(Data listing)

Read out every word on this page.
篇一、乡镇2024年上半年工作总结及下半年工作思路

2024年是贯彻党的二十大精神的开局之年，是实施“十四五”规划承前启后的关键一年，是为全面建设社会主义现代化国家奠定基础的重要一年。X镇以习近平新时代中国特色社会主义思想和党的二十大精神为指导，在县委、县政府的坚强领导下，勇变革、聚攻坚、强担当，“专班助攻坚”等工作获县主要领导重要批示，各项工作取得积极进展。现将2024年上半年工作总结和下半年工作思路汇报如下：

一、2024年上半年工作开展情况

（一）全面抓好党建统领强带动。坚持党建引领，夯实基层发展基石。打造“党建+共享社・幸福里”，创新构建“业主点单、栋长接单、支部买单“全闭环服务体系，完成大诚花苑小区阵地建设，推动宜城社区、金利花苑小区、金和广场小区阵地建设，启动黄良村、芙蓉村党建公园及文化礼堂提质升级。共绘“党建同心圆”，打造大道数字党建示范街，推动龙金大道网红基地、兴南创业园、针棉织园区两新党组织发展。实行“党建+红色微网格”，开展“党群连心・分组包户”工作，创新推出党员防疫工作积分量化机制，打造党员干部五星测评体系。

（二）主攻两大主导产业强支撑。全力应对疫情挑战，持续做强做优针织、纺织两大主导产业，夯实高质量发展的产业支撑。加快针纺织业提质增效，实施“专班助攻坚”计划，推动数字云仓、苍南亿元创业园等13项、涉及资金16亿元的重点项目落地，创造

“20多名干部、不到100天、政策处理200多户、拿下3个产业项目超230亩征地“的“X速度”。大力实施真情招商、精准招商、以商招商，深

* * *

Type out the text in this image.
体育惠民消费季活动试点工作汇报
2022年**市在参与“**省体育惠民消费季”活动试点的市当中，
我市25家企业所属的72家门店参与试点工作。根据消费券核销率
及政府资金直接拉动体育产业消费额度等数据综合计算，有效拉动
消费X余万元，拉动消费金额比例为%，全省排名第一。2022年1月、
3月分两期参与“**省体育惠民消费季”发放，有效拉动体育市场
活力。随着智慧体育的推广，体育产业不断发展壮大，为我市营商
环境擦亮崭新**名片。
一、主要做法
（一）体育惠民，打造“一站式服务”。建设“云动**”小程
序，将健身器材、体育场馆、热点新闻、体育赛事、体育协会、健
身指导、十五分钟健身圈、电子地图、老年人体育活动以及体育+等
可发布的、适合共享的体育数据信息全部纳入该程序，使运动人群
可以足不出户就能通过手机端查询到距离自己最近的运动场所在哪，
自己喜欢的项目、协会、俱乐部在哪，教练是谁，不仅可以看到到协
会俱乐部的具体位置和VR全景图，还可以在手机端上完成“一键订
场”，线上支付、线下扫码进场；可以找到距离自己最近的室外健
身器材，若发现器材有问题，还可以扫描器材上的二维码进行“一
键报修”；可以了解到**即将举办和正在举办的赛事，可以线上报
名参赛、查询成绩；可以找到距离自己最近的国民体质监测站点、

Instructions for the task:
Report every line containing the word "专班助攻坚" from the listing above.

Response to this exercise:
2024年是贯彻党的二十大精神的开局之年，是实施“十四五”规划承前启后的关键一年，是为全面建设社会主义现代化国家奠定基础的重要一年。X镇以习近平新时代中国特色社会主义思想和党的二十大精神为指导，在县委、县政府的坚强领导下，勇变革、聚攻坚、强担当，“专班助攻坚”等工作获县主要领导重要批示，各项工作取得积极进展。现将2024年上半年工作总结和下半年工作思路汇报如下：
（二）主攻两大主导产业强支撑。全力应对疫情挑战，持续做强做优针织、纺织两大主导产业，夯实高质量发展的产业支撑。加快针纺织业提质增效，实施“专班助攻坚”计划，推动数字云仓、苍南亿元创业园等13项、涉及资金16亿元的重点项目落地，创造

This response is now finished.